§ Assigned task: From the records below, copy out each line that has the word "young".

§ Recorded data:

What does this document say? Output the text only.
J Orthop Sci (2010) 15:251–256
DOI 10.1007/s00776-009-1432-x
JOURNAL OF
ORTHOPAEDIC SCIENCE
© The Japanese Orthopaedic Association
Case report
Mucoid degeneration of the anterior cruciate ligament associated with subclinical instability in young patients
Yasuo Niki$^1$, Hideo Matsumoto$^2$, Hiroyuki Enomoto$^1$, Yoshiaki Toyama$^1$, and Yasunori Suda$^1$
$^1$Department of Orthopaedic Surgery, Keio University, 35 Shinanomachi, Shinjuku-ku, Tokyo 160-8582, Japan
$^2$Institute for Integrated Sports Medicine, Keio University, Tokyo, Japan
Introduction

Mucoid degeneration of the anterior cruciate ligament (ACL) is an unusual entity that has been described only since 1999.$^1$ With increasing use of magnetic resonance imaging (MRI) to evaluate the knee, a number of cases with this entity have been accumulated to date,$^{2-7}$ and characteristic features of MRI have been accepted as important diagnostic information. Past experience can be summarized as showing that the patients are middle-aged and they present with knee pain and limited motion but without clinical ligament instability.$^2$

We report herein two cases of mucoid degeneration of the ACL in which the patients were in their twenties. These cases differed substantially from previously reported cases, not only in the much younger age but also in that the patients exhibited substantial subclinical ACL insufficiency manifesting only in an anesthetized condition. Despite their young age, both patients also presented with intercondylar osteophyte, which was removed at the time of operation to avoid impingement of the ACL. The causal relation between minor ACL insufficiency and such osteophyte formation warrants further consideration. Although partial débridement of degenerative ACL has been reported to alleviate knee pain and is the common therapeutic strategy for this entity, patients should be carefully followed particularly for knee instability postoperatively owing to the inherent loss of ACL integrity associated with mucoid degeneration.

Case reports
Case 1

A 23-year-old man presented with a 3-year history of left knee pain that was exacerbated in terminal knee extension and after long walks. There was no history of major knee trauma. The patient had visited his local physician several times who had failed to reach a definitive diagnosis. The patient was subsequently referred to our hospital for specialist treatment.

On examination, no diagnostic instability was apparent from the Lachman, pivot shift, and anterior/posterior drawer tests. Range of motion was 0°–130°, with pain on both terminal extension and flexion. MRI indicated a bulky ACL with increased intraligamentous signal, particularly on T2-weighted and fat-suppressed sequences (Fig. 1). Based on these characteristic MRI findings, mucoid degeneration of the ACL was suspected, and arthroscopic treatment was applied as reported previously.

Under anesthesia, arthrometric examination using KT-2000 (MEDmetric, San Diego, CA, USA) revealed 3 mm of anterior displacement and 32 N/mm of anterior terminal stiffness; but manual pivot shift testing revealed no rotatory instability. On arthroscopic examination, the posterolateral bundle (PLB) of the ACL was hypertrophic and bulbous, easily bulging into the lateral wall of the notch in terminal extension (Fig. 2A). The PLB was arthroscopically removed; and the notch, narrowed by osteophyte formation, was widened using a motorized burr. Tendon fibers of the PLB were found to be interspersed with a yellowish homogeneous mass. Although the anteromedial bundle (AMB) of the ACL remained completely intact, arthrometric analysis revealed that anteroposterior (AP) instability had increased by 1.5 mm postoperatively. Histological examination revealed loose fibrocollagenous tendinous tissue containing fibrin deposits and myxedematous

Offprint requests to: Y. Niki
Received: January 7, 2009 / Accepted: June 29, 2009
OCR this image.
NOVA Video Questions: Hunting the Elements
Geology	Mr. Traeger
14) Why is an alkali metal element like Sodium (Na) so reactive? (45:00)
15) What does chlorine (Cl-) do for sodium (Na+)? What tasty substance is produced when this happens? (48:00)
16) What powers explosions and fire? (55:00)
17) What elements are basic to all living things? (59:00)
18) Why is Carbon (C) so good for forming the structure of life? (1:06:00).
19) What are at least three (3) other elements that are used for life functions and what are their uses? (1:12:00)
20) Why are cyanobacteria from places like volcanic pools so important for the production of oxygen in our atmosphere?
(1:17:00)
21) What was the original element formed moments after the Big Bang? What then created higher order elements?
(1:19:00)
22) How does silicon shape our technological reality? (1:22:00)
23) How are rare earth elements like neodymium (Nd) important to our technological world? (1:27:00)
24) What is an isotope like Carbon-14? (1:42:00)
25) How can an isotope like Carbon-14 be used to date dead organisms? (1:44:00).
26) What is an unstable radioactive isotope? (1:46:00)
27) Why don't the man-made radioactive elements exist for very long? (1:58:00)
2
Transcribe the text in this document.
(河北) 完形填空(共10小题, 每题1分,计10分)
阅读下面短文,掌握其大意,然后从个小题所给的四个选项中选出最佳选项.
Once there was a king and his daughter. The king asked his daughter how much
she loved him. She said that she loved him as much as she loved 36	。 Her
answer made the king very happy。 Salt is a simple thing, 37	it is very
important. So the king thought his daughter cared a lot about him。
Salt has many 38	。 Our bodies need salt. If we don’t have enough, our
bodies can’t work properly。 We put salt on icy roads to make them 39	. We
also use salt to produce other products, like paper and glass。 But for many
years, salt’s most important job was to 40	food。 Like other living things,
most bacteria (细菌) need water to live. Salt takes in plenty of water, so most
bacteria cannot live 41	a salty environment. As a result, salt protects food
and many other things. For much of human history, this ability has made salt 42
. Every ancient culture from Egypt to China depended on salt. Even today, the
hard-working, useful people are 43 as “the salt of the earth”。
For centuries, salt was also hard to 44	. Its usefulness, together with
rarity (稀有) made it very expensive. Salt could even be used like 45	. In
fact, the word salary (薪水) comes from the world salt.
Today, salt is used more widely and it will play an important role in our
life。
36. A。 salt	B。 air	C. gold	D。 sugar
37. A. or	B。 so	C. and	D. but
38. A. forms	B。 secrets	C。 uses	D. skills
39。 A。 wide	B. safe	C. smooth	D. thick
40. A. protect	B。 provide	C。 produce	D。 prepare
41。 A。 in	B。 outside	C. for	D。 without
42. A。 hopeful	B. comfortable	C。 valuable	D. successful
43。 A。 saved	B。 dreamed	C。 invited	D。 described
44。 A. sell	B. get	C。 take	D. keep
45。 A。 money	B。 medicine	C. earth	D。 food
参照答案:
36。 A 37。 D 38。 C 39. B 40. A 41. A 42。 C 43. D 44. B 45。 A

§ Finished exercise:
Mucoid degeneration of the anterior cruciate ligament associated with subclinical instability in young patients
We report herein two cases of mucoid degeneration of the ACL in which the patients were in their twenties. These cases differed substantially from previously reported cases, not only in the much younger age but also in that the patients exhibited substantial subclinical ACL insufficiency manifesting only in an anesthetized condition. Despite their young age, both patients also presented with intercondylar osteophyte, which was removed at the time of operation to avoid impingement of the ACL. The causal relation between minor ACL insufficiency and such osteophyte formation warrants further consideration. Although partial débridement of degenerative ACL has been reported to alleviate knee pain and is the common therapeutic strategy for this entity, patients should be carefully followed particularly for knee instability postoperatively owing to the inherent loss of ACL integrity associated with mucoid degeneration.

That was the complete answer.